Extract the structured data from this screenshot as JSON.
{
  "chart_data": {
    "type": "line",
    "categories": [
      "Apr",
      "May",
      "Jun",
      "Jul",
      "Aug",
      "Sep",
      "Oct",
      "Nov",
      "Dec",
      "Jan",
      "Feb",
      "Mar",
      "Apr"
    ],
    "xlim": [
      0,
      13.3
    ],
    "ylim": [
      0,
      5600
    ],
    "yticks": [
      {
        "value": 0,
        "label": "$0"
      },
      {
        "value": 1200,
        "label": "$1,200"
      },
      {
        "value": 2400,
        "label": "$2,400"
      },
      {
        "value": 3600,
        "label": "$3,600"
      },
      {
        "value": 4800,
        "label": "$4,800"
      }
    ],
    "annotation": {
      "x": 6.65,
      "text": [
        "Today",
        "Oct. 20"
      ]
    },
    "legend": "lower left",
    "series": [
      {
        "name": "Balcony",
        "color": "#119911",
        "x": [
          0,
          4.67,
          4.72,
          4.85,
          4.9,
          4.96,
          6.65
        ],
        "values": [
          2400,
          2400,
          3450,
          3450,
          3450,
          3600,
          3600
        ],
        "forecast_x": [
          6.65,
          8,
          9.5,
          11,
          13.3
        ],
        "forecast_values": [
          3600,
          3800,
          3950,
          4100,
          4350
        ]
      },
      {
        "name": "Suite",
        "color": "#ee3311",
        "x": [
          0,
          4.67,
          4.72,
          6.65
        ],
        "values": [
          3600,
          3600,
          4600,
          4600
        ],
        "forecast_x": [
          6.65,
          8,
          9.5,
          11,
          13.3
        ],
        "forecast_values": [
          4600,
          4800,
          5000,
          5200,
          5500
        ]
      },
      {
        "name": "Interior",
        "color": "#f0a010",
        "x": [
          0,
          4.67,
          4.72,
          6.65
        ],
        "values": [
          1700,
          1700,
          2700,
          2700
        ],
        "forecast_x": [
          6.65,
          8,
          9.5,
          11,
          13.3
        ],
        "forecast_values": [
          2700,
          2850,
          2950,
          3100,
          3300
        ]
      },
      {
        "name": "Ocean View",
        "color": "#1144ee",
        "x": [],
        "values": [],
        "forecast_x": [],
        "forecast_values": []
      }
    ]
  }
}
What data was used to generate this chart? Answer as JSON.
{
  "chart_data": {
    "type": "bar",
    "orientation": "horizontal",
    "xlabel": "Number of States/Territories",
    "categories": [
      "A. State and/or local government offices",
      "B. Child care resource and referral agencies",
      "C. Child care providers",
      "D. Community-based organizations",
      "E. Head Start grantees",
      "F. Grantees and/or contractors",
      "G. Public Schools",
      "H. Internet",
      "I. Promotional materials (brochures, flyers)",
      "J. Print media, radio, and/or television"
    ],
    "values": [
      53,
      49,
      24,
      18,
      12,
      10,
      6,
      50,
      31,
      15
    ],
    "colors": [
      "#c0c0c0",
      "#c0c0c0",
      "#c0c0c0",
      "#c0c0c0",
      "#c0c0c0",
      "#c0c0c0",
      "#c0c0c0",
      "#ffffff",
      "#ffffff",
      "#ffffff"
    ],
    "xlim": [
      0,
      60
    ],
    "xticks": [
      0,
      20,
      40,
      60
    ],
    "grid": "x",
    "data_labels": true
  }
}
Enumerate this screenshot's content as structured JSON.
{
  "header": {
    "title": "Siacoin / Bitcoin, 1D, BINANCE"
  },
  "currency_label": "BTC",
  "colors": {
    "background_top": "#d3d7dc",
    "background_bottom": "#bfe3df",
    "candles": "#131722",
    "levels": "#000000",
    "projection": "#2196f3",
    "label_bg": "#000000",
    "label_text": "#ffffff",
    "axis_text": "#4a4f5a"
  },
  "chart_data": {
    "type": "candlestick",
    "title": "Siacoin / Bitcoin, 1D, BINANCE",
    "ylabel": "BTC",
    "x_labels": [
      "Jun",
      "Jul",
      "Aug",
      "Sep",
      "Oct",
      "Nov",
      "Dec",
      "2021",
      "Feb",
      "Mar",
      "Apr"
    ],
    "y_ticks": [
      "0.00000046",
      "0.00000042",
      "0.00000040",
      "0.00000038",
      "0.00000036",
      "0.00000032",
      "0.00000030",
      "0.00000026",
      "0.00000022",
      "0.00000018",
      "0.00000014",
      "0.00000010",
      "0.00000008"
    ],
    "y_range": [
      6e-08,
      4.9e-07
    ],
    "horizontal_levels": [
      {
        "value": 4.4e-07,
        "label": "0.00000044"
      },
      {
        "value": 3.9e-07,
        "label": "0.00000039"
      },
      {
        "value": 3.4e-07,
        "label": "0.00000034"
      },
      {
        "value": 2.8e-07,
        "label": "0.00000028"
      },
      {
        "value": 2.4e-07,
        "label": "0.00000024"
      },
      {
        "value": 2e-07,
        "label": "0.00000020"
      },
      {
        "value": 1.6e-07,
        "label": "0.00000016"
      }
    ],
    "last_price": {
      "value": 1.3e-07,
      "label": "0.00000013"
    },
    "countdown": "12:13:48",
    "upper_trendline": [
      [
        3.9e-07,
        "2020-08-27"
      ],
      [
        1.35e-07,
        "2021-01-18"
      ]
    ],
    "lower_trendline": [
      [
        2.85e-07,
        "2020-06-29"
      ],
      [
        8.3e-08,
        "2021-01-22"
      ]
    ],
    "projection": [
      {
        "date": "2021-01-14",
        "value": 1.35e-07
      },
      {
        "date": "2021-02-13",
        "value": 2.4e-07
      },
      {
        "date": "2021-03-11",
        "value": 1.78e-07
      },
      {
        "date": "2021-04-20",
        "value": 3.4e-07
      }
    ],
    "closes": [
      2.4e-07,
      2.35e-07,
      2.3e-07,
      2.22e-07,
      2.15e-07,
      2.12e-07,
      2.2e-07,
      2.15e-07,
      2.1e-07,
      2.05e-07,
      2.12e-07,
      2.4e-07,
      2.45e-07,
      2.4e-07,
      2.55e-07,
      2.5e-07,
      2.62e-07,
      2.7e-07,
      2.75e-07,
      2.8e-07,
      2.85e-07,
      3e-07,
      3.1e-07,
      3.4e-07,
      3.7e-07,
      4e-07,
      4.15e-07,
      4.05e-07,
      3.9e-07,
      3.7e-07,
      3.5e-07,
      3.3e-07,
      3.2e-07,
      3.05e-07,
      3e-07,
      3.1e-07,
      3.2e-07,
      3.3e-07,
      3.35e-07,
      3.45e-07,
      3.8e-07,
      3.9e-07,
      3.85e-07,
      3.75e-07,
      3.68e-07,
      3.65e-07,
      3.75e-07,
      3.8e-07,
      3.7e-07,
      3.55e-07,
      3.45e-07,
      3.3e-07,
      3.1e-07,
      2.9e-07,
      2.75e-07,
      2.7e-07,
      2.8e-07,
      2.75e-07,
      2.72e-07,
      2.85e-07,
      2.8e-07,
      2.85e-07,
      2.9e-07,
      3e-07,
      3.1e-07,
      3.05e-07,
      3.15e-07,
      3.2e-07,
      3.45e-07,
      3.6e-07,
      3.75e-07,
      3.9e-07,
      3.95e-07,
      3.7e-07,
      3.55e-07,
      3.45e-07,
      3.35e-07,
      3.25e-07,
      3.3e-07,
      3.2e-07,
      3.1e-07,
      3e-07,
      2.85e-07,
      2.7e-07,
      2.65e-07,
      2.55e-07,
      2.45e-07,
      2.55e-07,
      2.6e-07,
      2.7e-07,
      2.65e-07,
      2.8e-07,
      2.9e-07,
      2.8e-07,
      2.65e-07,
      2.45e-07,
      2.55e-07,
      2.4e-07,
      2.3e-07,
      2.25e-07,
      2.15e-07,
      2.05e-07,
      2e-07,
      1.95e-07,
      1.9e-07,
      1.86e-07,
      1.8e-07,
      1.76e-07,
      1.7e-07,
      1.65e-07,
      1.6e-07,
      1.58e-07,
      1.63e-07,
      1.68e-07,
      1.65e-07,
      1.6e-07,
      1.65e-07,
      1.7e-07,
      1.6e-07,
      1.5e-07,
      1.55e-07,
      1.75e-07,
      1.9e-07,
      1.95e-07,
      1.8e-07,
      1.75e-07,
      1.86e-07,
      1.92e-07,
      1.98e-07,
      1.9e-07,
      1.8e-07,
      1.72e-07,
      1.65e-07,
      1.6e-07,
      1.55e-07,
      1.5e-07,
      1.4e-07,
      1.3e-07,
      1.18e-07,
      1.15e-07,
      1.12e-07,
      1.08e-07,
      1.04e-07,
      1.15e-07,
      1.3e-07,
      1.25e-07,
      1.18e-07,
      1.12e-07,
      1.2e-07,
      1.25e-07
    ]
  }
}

========================

Written problem:
Only the number is required: the count of lines containing the word "type".

Solution for this task:
3